**TASK SET:**
(a) In the review of Bethany, where does Crystal work?
(b) Rewrite the part of the Bethany review that begins at the words "Crystal's plan involves" and stops after "to suspend disbelief.", replacing "social worker" with "case worker".

In a New York season awash in revivals taking us back to past eras of American life, Bethany is a refreshingly timely look at present day America. With America Ferrera in the leading role, this Off-Broadway premiere also boasts a star with considerable box office appeal (most notably as the far from ugly Ugly Betty. She happens to be terrific.
While Bethany is billed as a dark comedy and does have its share of laughs, this behind the headlines look at the fallout of long-term unemployment and a newly impoverished and often homeless middle class is very dark and depressing indeed. Actually, it's essentially a morality tale, using the stresses of the Great Recession with it's all too close resemblance to the Great Depression, to explore how desperation can make us act in ways contrary to what we know to be the right thing. But being a playwright and not a preacher, Ms. Marks has fashioned her story as a thriller and she does indeed ratchet up tension and suspense.
The basic setup has the earmarks of a totally unbelievable story line: Two strangers — Crystal, the very average, attractive single mom and Gary, the oddball loner with an anti-everything philosophical bent, have both staked out an foreclosed house in which the lights are still running as a temporary shelter. Instead of getting out of there as fast as her high heeled red shoes can carry her, Crystal chooses to believe Gary's assurance that he's not dangerous and stays as his housemate.In fact, she relies on him to help her carry out her desperate scheme to regain custody of her child.
Crystal's plan involves her making the empty house look occupied in time for a visit from a social worker who will or will not sign off on the return of her daughter. With abundant real life stories of people indeed becoming squatters in abandoned houses, living in cars, shelters, motels it is sadly not totally beyond belief that a middle class woman like Crystal could find herself homeless and that long-term hobo types like Gary, would seize on the foreclosure situation as a means of living indoors. Nevertheless, Bethany does require some willingness to suspend disbelief.
Lauren Helpern's two-tiered but basically all in one set allows the action to shift between the kitchen of the foreclosed house that Crystal and Gary occupy and the Saturn car dealership where she works, as well as a platform for several audience addressing monologues by Charlie (Ken Marks) the motivational speaker who's also her most promising customer for a big sale. The kitchen area which dominates the stage is furnished with the usual nuts and bolts counters, cabinets and appliances. However, it has no walls except for a sliding door and a window with a back panel with images of the empty surrounding houses to suggest the once populate development. The other interactions take place on an unfurnished area a step below. Costume, sound and lighting designers have also done good work.

**RECORDED INFORMATION:**
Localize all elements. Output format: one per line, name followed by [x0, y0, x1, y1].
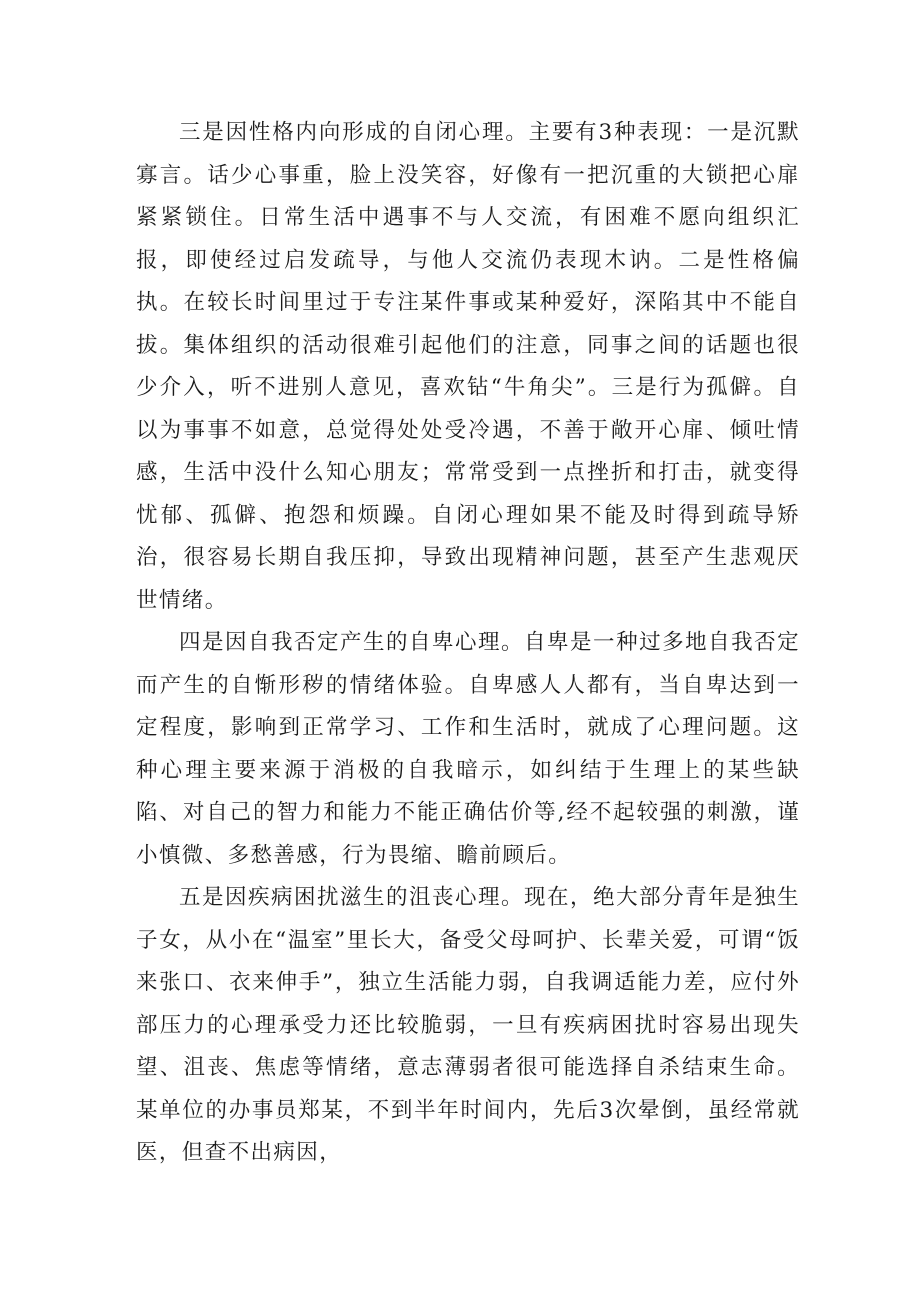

**PER-TASK ANSWERS:**
(a) At a Saturn car dealership.

(b)
Crystal's plan involves her making the empty house look occupied in time for a visit from a case worker who will or will not sign off on the return of her daughter. With abundant real life stories of people indeed becoming squatters in abandoned houses, living in cars, shelters, motels it is sadly not totally beyond belief that a middle class woman like Crystal could find herself homeless and that long-term hobo types like Gary, would seize on the foreclosure situation as a means of living indoors. Nevertheless, Bethany does require some willingness to suspend disbelief.